*AIM*: Consider the data that follows and state how many lines contain the string "Coeff", using the number alone.

*RECORDED INFORMATION*:
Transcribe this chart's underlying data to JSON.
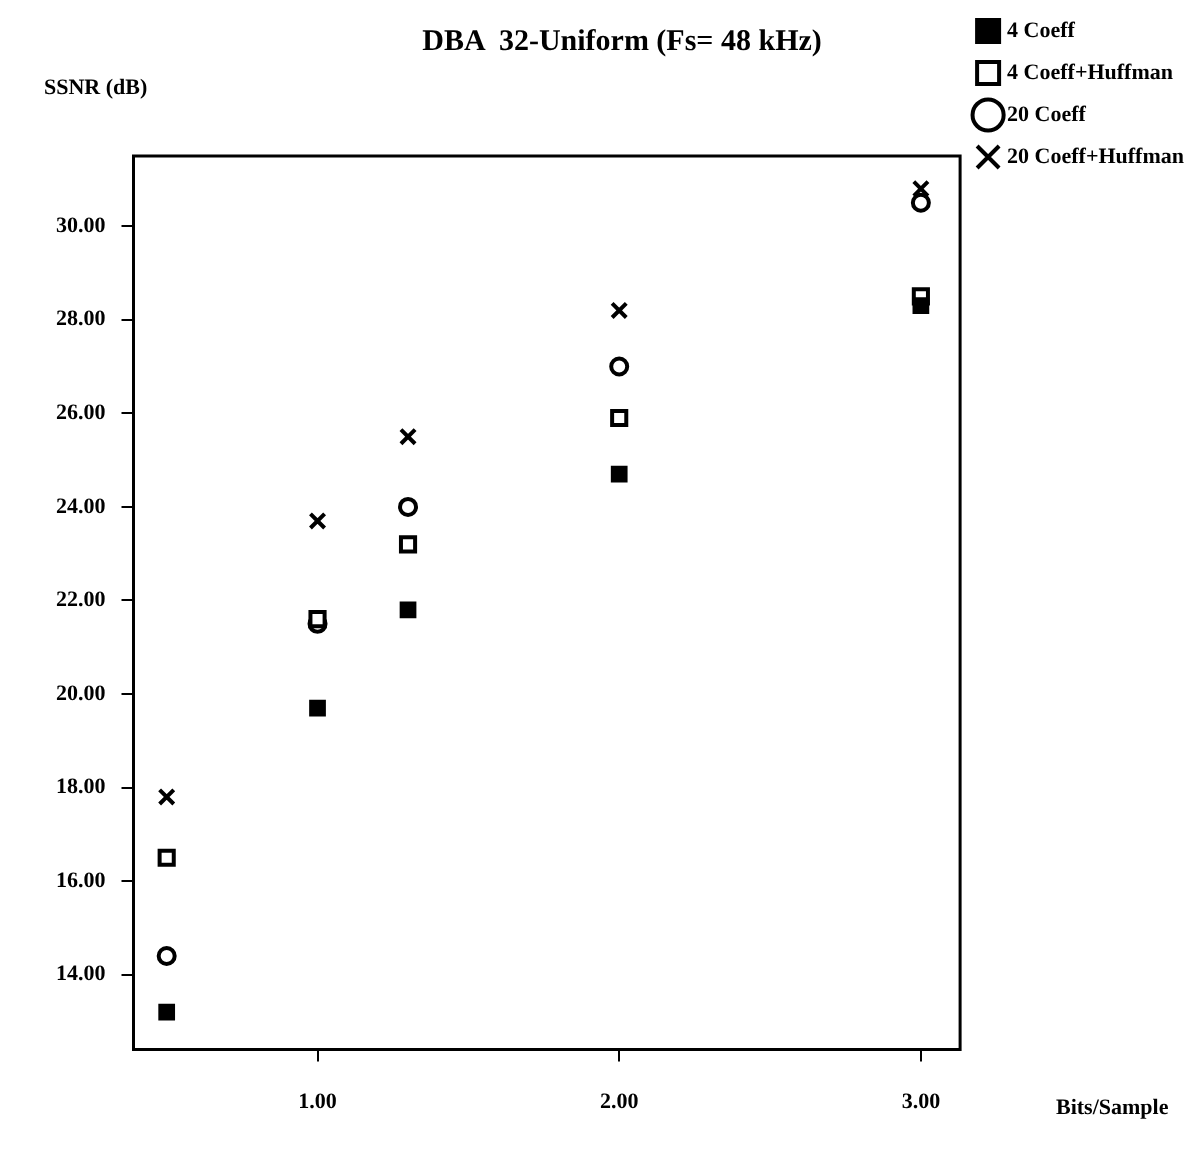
{
  "chart_data": {
    "type": "scatter",
    "title": "DBA  32-Uniform (Fs= 48 kHz)",
    "xlabel": "Bits/Sample",
    "ylabel": "SSNR (dB)",
    "x": [
      0.5,
      1,
      1.3,
      2,
      3
    ],
    "series": [
      {
        "name": "4 Coeff",
        "color": "#000000",
        "marker": "square_filled",
        "values": [
          13.2,
          19.7,
          21.8,
          24.7,
          28.3
        ]
      },
      {
        "name": "4 Coeff+Huffman",
        "color": "#000000",
        "marker": "square",
        "values": [
          16.5,
          21.6,
          23.2,
          25.9,
          28.5
        ]
      },
      {
        "name": "20 Coeff",
        "color": "#000000",
        "marker": "circle",
        "values": [
          14.4,
          21.5,
          24.0,
          27.0,
          30.5
        ]
      },
      {
        "name": "20 Coeff+Huffman",
        "color": "#000000",
        "marker": "cross",
        "values": [
          17.8,
          23.7,
          25.5,
          28.2,
          30.8
        ]
      }
    ],
    "xlim": [
      0.39,
      3.13
    ],
    "ylim": [
      12.4,
      31.5
    ],
    "xticks": [
      {
        "value": 1,
        "label": "1.00"
      },
      {
        "value": 2,
        "label": "2.00"
      },
      {
        "value": 3,
        "label": "3.00"
      }
    ],
    "yticks": [
      {
        "value": 14,
        "label": "14.00"
      },
      {
        "value": 16,
        "label": "16.00"
      },
      {
        "value": 18,
        "label": "18.00"
      },
      {
        "value": 20,
        "label": "20.00"
      },
      {
        "value": 22,
        "label": "22.00"
      },
      {
        "value": 24,
        "label": "24.00"
      },
      {
        "value": 26,
        "label": "26.00"
      },
      {
        "value": 28,
        "label": "28.00"
      },
      {
        "value": 30,
        "label": "30.00"
      }
    ],
    "grid": false,
    "legend": "top right"
  }
}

*THE RESPONSE*: 4